> _Short problem_
Go through the records and extract every line with the word "shown".

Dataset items
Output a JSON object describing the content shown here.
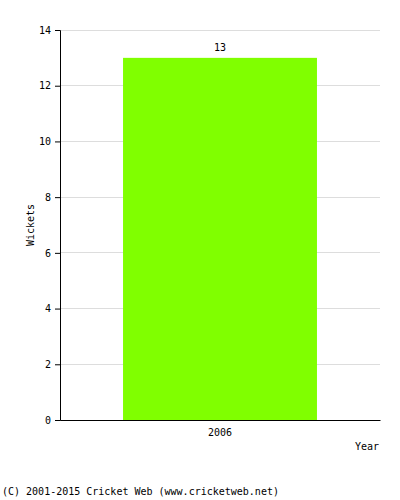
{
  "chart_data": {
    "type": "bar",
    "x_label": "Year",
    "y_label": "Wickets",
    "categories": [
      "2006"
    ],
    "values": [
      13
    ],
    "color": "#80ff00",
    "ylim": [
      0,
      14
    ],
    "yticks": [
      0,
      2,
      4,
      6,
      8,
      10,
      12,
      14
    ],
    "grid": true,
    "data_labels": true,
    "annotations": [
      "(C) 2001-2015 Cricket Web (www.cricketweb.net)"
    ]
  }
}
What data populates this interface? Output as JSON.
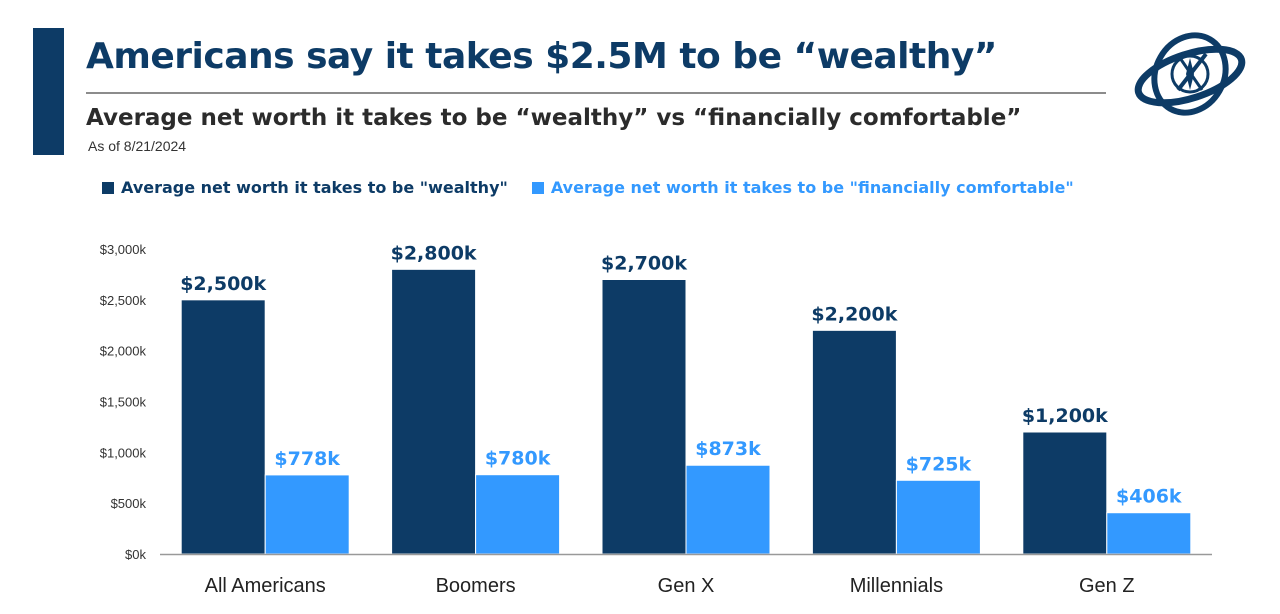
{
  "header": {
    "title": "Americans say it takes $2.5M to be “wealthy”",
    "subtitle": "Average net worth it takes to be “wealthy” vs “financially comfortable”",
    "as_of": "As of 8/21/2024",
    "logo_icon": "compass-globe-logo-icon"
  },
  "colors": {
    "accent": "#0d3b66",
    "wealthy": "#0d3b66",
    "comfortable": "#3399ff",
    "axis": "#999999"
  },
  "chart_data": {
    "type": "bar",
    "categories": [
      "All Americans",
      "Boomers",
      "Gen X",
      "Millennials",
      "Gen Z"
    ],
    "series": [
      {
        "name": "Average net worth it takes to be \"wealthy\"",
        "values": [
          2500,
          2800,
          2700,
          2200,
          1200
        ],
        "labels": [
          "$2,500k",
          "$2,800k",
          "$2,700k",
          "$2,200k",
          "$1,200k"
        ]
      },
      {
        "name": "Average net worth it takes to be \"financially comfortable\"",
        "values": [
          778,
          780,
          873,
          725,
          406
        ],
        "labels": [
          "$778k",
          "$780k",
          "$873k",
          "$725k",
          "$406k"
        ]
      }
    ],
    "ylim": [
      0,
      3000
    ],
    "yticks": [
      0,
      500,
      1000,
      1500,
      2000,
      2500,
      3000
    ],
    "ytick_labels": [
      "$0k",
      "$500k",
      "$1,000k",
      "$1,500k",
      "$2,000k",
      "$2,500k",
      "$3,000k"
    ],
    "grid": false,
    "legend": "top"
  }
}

* * *

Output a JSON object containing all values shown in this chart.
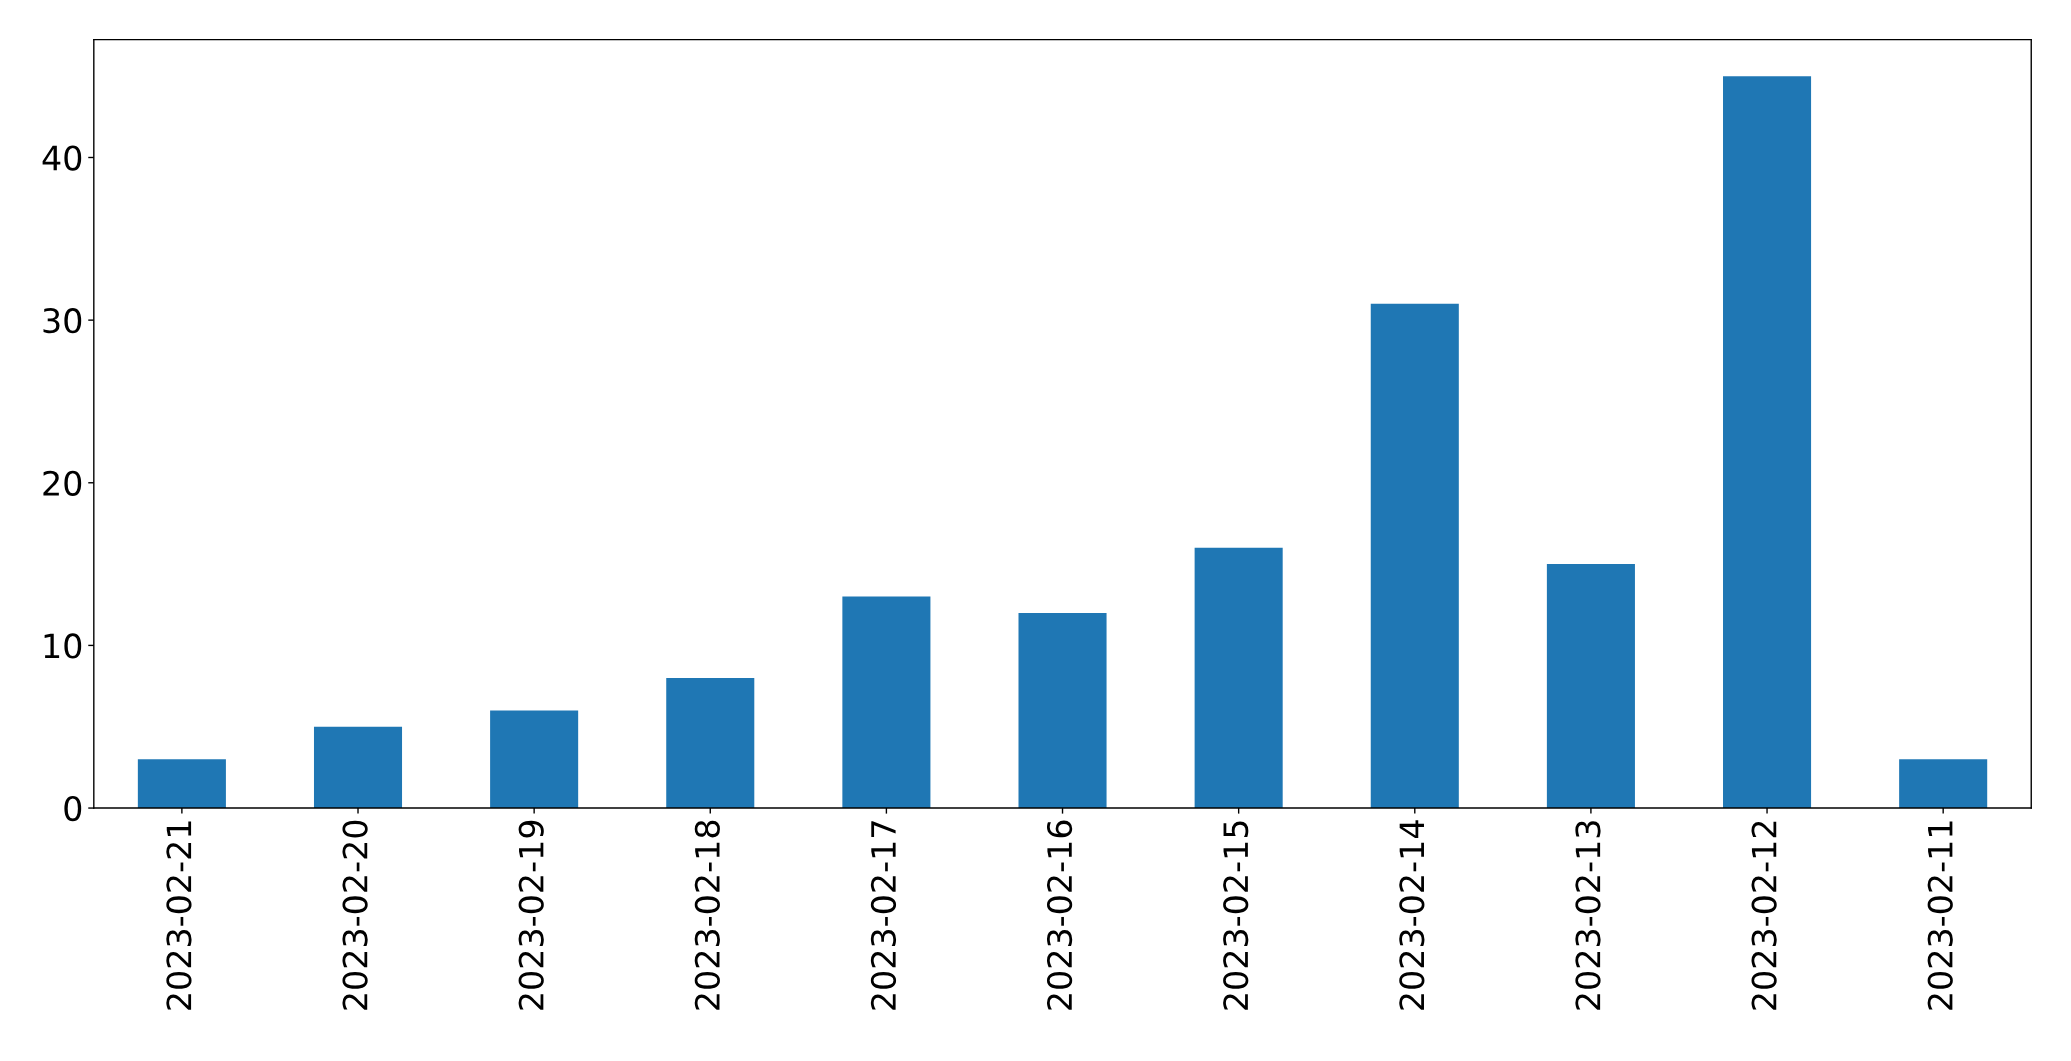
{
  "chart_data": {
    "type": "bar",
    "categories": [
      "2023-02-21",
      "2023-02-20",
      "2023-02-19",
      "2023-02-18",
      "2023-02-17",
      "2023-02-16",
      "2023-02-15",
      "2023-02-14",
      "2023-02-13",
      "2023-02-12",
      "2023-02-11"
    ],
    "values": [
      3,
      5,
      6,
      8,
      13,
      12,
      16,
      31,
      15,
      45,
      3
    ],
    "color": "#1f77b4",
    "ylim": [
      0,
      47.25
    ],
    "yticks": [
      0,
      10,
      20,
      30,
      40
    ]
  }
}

> _Correct output_
Output a JSON object describing the content shown here.
Output a JSON object containing all values shown in this chart.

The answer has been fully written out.